● **Source records**:
★ ★ ★ ★

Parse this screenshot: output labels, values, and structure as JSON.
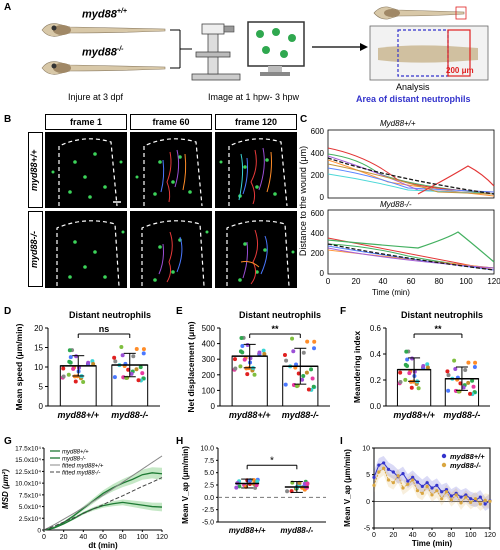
{
  "panels": {
    "A": "A",
    "B": "B",
    "C": "C",
    "D": "D",
    "E": "E",
    "F": "F",
    "G": "G",
    "H": "H",
    "I": "I"
  },
  "panel_a": {
    "wt_label": "myd88",
    "wt_sup": "+/+",
    "ko_label": "myd88",
    "ko_sup": "-/-",
    "step1": "Injure at 3 dpf",
    "step2": "Image at 1 hpw- 3 hpw",
    "step3": "Analysis",
    "scale": "200 μm",
    "area": "Area of distant neutrophils"
  },
  "panel_b": {
    "frames": [
      "frame 1",
      "frame 60",
      "frame 120"
    ],
    "rows": [
      "myd88+/+",
      "myd88-/-"
    ]
  },
  "panel_c": {
    "top_title": "Myd88+/+",
    "bottom_title": "Myd88-/-",
    "ylabel": "Distance to the wound (μm)",
    "xlabel": "Time (min)",
    "top_yticks": [
      "600",
      "400",
      "200",
      "0"
    ],
    "bottom_yticks": [
      "600",
      "400",
      "200",
      "0"
    ],
    "xticks": [
      "0",
      "20",
      "40",
      "60",
      "80",
      "100",
      "120"
    ]
  },
  "panel_d": {
    "title": "Distant neutrophils",
    "ylabel": "Mean speed (μm/min)",
    "sig": "ns",
    "yticks": [
      "20",
      "15",
      "10",
      "5",
      "0"
    ],
    "cats": [
      "myd88+/+",
      "myd88-/-"
    ]
  },
  "panel_e": {
    "title": "Distant neutrophils",
    "ylabel": "Net displacement (μm)",
    "sig": "**",
    "yticks": [
      "500",
      "400",
      "300",
      "200",
      "100",
      "0"
    ],
    "cats": [
      "myd88+/+",
      "myd88-/-"
    ]
  },
  "panel_f": {
    "title": "Distant neutrophils",
    "ylabel": "Meandering index",
    "sig": "**",
    "yticks": [
      "0.6",
      "0.4",
      "0.2",
      "0.0"
    ],
    "cats": [
      "myd88+/+",
      "myd88-/-"
    ]
  },
  "panel_g": {
    "ylabel": "MSD (μm²)",
    "xlabel": "dt (min)",
    "legend": [
      "myd88+/+",
      "myd88-/-",
      "fitted myd88+/+",
      "fitted myd88-/-"
    ],
    "yticks": [
      "17.5x10⁴",
      "15.0x10⁴",
      "12.5x10⁴",
      "10.0x10⁴",
      "7.5x10⁴",
      "5.0x10⁴",
      "2.5x10⁴",
      "0"
    ],
    "xticks": [
      "0",
      "20",
      "40",
      "60",
      "80",
      "100",
      "120"
    ]
  },
  "panel_h": {
    "ylabel": "Mean V_ap (μm/min)",
    "sig": "*",
    "yticks": [
      "10.0",
      "7.5",
      "5.0",
      "2.5",
      "0.0",
      "-2.5",
      "-5.0"
    ],
    "cats": [
      "myd88+/+",
      "myd88-/-"
    ]
  },
  "panel_i": {
    "ylabel": "Mean V_ap (μm/min)",
    "xlabel": "Time (min)",
    "legend": [
      "myd88+/+",
      "myd88-/-"
    ],
    "yticks": [
      "10",
      "5",
      "0",
      "-5"
    ],
    "xticks": [
      "0",
      "20",
      "40",
      "60",
      "80",
      "100",
      "120"
    ]
  },
  "colors": {
    "wt": "#3333cc",
    "ko": "#d9a640",
    "accent": "#e02020",
    "green": "#2fa84f"
  },
  "chart_data": [
    {
      "type": "bar",
      "panel": "D",
      "categories": [
        "myd88+/+",
        "myd88-/-"
      ],
      "values": [
        10.3,
        10.5
      ],
      "errors": [
        2.6,
        3.0
      ],
      "ylim": [
        0,
        20
      ]
    },
    {
      "type": "bar",
      "panel": "E",
      "categories": [
        "myd88+/+",
        "myd88-/-"
      ],
      "values": [
        320,
        255
      ],
      "errors": [
        75,
        115
      ],
      "ylim": [
        0,
        500
      ]
    },
    {
      "type": "bar",
      "panel": "F",
      "categories": [
        "myd88+/+",
        "myd88-/-"
      ],
      "values": [
        0.28,
        0.21
      ],
      "errors": [
        0.09,
        0.09
      ],
      "ylim": [
        0,
        0.6
      ]
    },
    {
      "type": "line",
      "panel": "G",
      "x": [
        0,
        10,
        20,
        30,
        40,
        50,
        60,
        70,
        80,
        90,
        100,
        110,
        120
      ],
      "series": [
        {
          "name": "myd88+/+",
          "values": [
            0,
            0.5,
            1.6,
            3.0,
            4.6,
            6.2,
            7.8,
            9.0,
            10.0,
            10.8,
            11.8,
            12.2,
            12.0
          ]
        },
        {
          "name": "myd88-/-",
          "values": [
            0,
            0.4,
            1.3,
            2.4,
            3.6,
            4.5,
            5.2,
            5.6,
            5.9,
            5.6,
            5.3,
            5.0,
            4.9
          ]
        },
        {
          "name": "fitted myd88+/+",
          "values": [
            0,
            1.1,
            2.3,
            3.5,
            4.8,
            6.1,
            7.4,
            8.8,
            10.2,
            11.6,
            13.0,
            14.4,
            15.8
          ]
        },
        {
          "name": "fitted myd88-/-",
          "values": [
            0,
            0.8,
            1.7,
            2.6,
            3.5,
            4.5,
            5.4,
            6.4,
            7.3,
            8.3,
            9.3,
            10.2,
            11.2
          ]
        }
      ],
      "ylim": [
        0,
        17.5
      ]
    },
    {
      "type": "scatter",
      "panel": "H",
      "categories": [
        "myd88+/+",
        "myd88-/-"
      ],
      "values": [
        2.8,
        2.1
      ],
      "errors": [
        0.9,
        1.1
      ],
      "ylim": [
        -5,
        10
      ]
    },
    {
      "type": "line",
      "panel": "I",
      "x": [
        0,
        5,
        10,
        15,
        20,
        25,
        30,
        35,
        40,
        45,
        50,
        55,
        60,
        65,
        70,
        75,
        80,
        85,
        90,
        95,
        100,
        105,
        110,
        115,
        120
      ],
      "series": [
        {
          "name": "myd88+/+",
          "values": [
            4.5,
            6.8,
            7.2,
            6.0,
            5.5,
            4.6,
            5.2,
            3.8,
            4.5,
            3.6,
            2.8,
            3.5,
            2.5,
            3.0,
            1.8,
            2.2,
            1.0,
            1.5,
            0.8,
            1.2,
            0.5,
            0.2,
            0.8,
            -0.5,
            0.1
          ]
        },
        {
          "name": "myd88-/-",
          "values": [
            3.0,
            5.5,
            6.2,
            4.0,
            3.5,
            4.8,
            2.5,
            3.2,
            4.0,
            2.0,
            1.5,
            2.8,
            1.2,
            2.0,
            0.5,
            1.8,
            0.3,
            1.2,
            -0.3,
            0.8,
            -0.2,
            0.5,
            -0.5,
            0.2,
            0.0
          ]
        }
      ],
      "ylim": [
        -5,
        10
      ]
    }
  ]
}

★ ★ ★ ★

● **Exercise description**:
Except for the pictures, copy every line of the records above exactly.

● **Output of the task**:
Parse this screenshot: output labels, values, and structure as JSON.
{
  "panels": {
    "A": "A",
    "B": "B",
    "C": "C",
    "D": "D",
    "E": "E",
    "F": "F",
    "G": "G",
    "H": "H",
    "I": "I"
  },
  "panel_a": {
    "wt_label": "myd88",
    "wt_sup": "+/+",
    "ko_label": "myd88",
    "ko_sup": "-/-",
    "step1": "Injure at 3 dpf",
    "step2": "Image at 1 hpw- 3 hpw",
    "step3": "Analysis",
    "scale": "200 μm",
    "area": "Area of distant neutrophils"
  },
  "panel_b": {
    "frames": [
      "frame 1",
      "frame 60",
      "frame 120"
    ],
    "rows": [
      "myd88+/+",
      "myd88-/-"
    ]
  },
  "panel_c": {
    "top_title": "Myd88+/+",
    "bottom_title": "Myd88-/-",
    "ylabel": "Distance to the wound (μm)",
    "xlabel": "Time (min)",
    "top_yticks": [
      "600",
      "400",
      "200",
      "0"
    ],
    "bottom_yticks": [
      "600",
      "400",
      "200",
      "0"
    ],
    "xticks": [
      "0",
      "20",
      "40",
      "60",
      "80",
      "100",
      "120"
    ]
  },
  "panel_d": {
    "title": "Distant neutrophils",
    "ylabel": "Mean speed (μm/min)",
    "sig": "ns",
    "yticks": [
      "20",
      "15",
      "10",
      "5",
      "0"
    ],
    "cats": [
      "myd88+/+",
      "myd88-/-"
    ]
  },
  "panel_e": {
    "title": "Distant neutrophils",
    "ylabel": "Net displacement (μm)",
    "sig": "**",
    "yticks": [
      "500",
      "400",
      "300",
      "200",
      "100",
      "0"
    ],
    "cats": [
      "myd88+/+",
      "myd88-/-"
    ]
  },
  "panel_f": {
    "title": "Distant neutrophils",
    "ylabel": "Meandering index",
    "sig": "**",
    "yticks": [
      "0.6",
      "0.4",
      "0.2",
      "0.0"
    ],
    "cats": [
      "myd88+/+",
      "myd88-/-"
    ]
  },
  "panel_g": {
    "ylabel": "MSD (μm²)",
    "xlabel": "dt (min)",
    "legend": [
      "myd88+/+",
      "myd88-/-",
      "fitted myd88+/+",
      "fitted myd88-/-"
    ],
    "yticks": [
      "17.5x10⁴",
      "15.0x10⁴",
      "12.5x10⁴",
      "10.0x10⁴",
      "7.5x10⁴",
      "5.0x10⁴",
      "2.5x10⁴",
      "0"
    ],
    "xticks": [
      "0",
      "20",
      "40",
      "60",
      "80",
      "100",
      "120"
    ]
  },
  "panel_h": {
    "ylabel": "Mean V_ap (μm/min)",
    "sig": "*",
    "yticks": [
      "10.0",
      "7.5",
      "5.0",
      "2.5",
      "0.0",
      "-2.5",
      "-5.0"
    ],
    "cats": [
      "myd88+/+",
      "myd88-/-"
    ]
  },
  "panel_i": {
    "ylabel": "Mean V_ap (μm/min)",
    "xlabel": "Time (min)",
    "legend": [
      "myd88+/+",
      "myd88-/-"
    ],
    "yticks": [
      "10",
      "5",
      "0",
      "-5"
    ],
    "xticks": [
      "0",
      "20",
      "40",
      "60",
      "80",
      "100",
      "120"
    ]
  },
  "colors": {
    "wt": "#3333cc",
    "ko": "#d9a640",
    "accent": "#e02020",
    "green": "#2fa84f"
  },
  "chart_data": [
    {
      "type": "bar",
      "panel": "D",
      "categories": [
        "myd88+/+",
        "myd88-/-"
      ],
      "values": [
        10.3,
        10.5
      ],
      "errors": [
        2.6,
        3.0
      ],
      "ylim": [
        0,
        20
      ]
    },
    {
      "type": "bar",
      "panel": "E",
      "categories": [
        "myd88+/+",
        "myd88-/-"
      ],
      "values": [
        320,
        255
      ],
      "errors": [
        75,
        115
      ],
      "ylim": [
        0,
        500
      ]
    },
    {
      "type": "bar",
      "panel": "F",
      "categories": [
        "myd88+/+",
        "myd88-/-"
      ],
      "values": [
        0.28,
        0.21
      ],
      "errors": [
        0.09,
        0.09
      ],
      "ylim": [
        0,
        0.6
      ]
    },
    {
      "type": "line",
      "panel": "G",
      "x": [
        0,
        10,
        20,
        30,
        40,
        50,
        60,
        70,
        80,
        90,
        100,
        110,
        120
      ],
      "series": [
        {
          "name": "myd88+/+",
          "values": [
            0,
            0.5,
            1.6,
            3.0,
            4.6,
            6.2,
            7.8,
            9.0,
            10.0,
            10.8,
            11.8,
            12.2,
            12.0
          ]
        },
        {
          "name": "myd88-/-",
          "values": [
            0,
            0.4,
            1.3,
            2.4,
            3.6,
            4.5,
            5.2,
            5.6,
            5.9,
            5.6,
            5.3,
            5.0,
            4.9
          ]
        },
        {
          "name": "fitted myd88+/+",
          "values": [
            0,
            1.1,
            2.3,
            3.5,
            4.8,
            6.1,
            7.4,
            8.8,
            10.2,
            11.6,
            13.0,
            14.4,
            15.8
          ]
        },
        {
          "name": "fitted myd88-/-",
          "values": [
            0,
            0.8,
            1.7,
            2.6,
            3.5,
            4.5,
            5.4,
            6.4,
            7.3,
            8.3,
            9.3,
            10.2,
            11.2
          ]
        }
      ],
      "ylim": [
        0,
        17.5
      ]
    },
    {
      "type": "scatter",
      "panel": "H",
      "categories": [
        "myd88+/+",
        "myd88-/-"
      ],
      "values": [
        2.8,
        2.1
      ],
      "errors": [
        0.9,
        1.1
      ],
      "ylim": [
        -5,
        10
      ]
    },
    {
      "type": "line",
      "panel": "I",
      "x": [
        0,
        5,
        10,
        15,
        20,
        25,
        30,
        35,
        40,
        45,
        50,
        55,
        60,
        65,
        70,
        75,
        80,
        85,
        90,
        95,
        100,
        105,
        110,
        115,
        120
      ],
      "series": [
        {
          "name": "myd88+/+",
          "values": [
            4.5,
            6.8,
            7.2,
            6.0,
            5.5,
            4.6,
            5.2,
            3.8,
            4.5,
            3.6,
            2.8,
            3.5,
            2.5,
            3.0,
            1.8,
            2.2,
            1.0,
            1.5,
            0.8,
            1.2,
            0.5,
            0.2,
            0.8,
            -0.5,
            0.1
          ]
        },
        {
          "name": "myd88-/-",
          "values": [
            3.0,
            5.5,
            6.2,
            4.0,
            3.5,
            4.8,
            2.5,
            3.2,
            4.0,
            2.0,
            1.5,
            2.8,
            1.2,
            2.0,
            0.5,
            1.8,
            0.3,
            1.2,
            -0.3,
            0.8,
            -0.2,
            0.5,
            -0.5,
            0.2,
            0.0
          ]
        }
      ],
      "ylim": [
        -5,
        10
      ]
    }
  ]
}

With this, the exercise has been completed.